WHAT THE TASK REQUIRES.
Reproduce every record below exactly as it appears.

:::

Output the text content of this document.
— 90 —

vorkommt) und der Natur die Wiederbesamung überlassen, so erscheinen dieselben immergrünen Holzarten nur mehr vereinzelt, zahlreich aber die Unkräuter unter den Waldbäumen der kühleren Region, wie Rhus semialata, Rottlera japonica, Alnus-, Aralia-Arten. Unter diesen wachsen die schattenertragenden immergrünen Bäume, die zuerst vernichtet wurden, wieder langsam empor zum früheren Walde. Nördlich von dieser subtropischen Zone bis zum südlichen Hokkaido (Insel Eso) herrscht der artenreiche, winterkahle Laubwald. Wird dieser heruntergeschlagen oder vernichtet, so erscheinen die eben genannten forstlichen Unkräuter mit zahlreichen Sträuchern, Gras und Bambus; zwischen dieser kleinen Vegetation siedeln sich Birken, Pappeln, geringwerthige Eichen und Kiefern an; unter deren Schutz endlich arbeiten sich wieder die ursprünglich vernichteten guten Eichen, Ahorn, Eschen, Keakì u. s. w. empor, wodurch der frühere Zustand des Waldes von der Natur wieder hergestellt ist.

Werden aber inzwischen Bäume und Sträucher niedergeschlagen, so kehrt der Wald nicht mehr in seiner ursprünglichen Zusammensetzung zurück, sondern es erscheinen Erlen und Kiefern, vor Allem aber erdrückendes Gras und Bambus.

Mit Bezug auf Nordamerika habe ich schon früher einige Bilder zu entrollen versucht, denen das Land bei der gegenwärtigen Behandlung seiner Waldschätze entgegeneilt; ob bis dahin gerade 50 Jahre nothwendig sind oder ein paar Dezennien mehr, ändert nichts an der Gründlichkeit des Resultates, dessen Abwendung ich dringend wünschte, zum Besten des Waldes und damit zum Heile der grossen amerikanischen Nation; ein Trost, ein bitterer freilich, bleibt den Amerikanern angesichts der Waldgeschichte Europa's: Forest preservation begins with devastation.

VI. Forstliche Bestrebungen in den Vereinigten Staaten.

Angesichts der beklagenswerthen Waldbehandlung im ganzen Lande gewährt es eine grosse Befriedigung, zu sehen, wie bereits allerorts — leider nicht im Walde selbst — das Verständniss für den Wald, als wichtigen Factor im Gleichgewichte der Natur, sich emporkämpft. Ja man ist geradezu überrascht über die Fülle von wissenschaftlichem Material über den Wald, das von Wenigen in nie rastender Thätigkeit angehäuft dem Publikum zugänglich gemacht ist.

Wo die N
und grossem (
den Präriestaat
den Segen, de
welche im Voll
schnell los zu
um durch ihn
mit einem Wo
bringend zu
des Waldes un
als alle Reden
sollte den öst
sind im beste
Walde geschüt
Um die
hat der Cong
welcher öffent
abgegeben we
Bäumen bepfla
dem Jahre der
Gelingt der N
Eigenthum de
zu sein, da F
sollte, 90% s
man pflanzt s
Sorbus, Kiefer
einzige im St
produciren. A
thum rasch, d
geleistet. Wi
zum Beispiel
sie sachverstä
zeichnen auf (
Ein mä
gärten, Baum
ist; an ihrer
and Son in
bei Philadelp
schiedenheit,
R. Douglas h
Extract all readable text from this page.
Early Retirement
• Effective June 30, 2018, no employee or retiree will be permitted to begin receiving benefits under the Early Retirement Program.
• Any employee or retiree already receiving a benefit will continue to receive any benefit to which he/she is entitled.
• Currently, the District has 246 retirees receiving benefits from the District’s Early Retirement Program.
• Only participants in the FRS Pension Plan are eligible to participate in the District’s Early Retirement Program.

:::

EXERCISE RESULT.
Output the text content of this document.
— 90 —

vorkommt) und der Natur die Wiederbesamung überlassen, so erscheinen dieselben immergrünen Holzarten nur mehr vereinzelt, zahlreich aber die Unkräuter unter den Waldbäumen der kühleren Region, wie Rhus semialata, Rottlera japonica, Alnus-, Aralia-Arten. Unter diesen wachsen die schattenertragenden immergrünen Bäume, die zuerst vernichtet wurden, wieder langsam empor zum früheren Walde. Nördlich von dieser subtropischen Zone bis zum südlichen Hokkaido (Insel Eso) herrscht der artenreiche, winterkahle Laubwald. Wird dieser heruntergeschlagen oder vernichtet, so erscheinen die eben genannten forstlichen Unkräuter mit zahlreichen Sträuchern, Gras und Bambus; zwischen dieser kleinen Vegetation siedeln sich Birken, Pappeln, geringwerthige Eichen und Kiefern an; unter deren Schutz endlich arbeiten sich wieder die ursprünglich vernichteten guten Eichen, Ahorn, Eschen, Keakì u. s. w. empor, wodurch der frühere Zustand des Waldes von der Natur wieder hergestellt ist.

Werden aber inzwischen Bäume und Sträucher niedergeschlagen, so kehrt der Wald nicht mehr in seiner ursprünglichen Zusammensetzung zurück, sondern es erscheinen Erlen und Kiefern, vor Allem aber erdrückendes Gras und Bambus.

Mit Bezug auf Nordamerika habe ich schon früher einige Bilder zu entrollen versucht, denen das Land bei der gegenwärtigen Behandlung seiner Waldschätze entgegeneilt; ob bis dahin gerade 50 Jahre nothwendig sind oder ein paar Dezennien mehr, ändert nichts an der Gründlichkeit des Resultates, dessen Abwendung ich dringend wünschte, zum Besten des Waldes und damit zum Heile der grossen amerikanischen Nation; ein Trost, ein bitterer freilich, bleibt den Amerikanern angesichts der Waldgeschichte Europa's: Forest preservation begins with devastation.

VI. Forstliche Bestrebungen in den Vereinigten Staaten.

Angesichts der beklagenswerthen Waldbehandlung im ganzen Lande gewährt es eine grosse Befriedigung, zu sehen, wie bereits allerorts — leider nicht im Walde selbst — das Verständniss für den Wald, als wichtigen Factor im Gleichgewichte der Natur, sich emporkämpft. Ja man ist geradezu überrascht über die Fülle von wissenschaftlichem Material über den Wald, das von Wenigen in nie rastender Thätigkeit angehäuft dem Publikum zugänglich gemacht ist.

Wo die N
und grossem (
den Präriestaat
den Segen, de
welche im Voll
schnell los zu
um durch ihn
mit einem Wo
bringend zu
des Waldes un
als alle Reden
sollte den öst
sind im beste
Walde geschüt
Um die
hat der Cong
welcher öffent
abgegeben we
Bäumen bepfla
dem Jahre der
Gelingt der N
Eigenthum de
zu sein, da F
sollte, 90% s
man pflanzt s
Sorbus, Kiefer
einzige im St
produciren. A
thum rasch, d
geleistet. Wi
zum Beispiel
sie sachverstä
zeichnen auf (
Ein mä
gärten, Baum
ist; an ihrer
and Son in
bei Philadelp
schiedenheit,
R. Douglas h
Extract all readable text from this page.
Early Retirement
• Effective June 30, 2018, no employee or retiree will be permitted to begin receiving benefits under the Early Retirement Program.
• Any employee or retiree already receiving a benefit will continue to receive any benefit to which he/she is entitled.
• Currently, the District has 246 retirees receiving benefits from the District’s Early Retirement Program.
• Only participants in the FRS Pension Plan are eligible to participate in the District’s Early Retirement Program.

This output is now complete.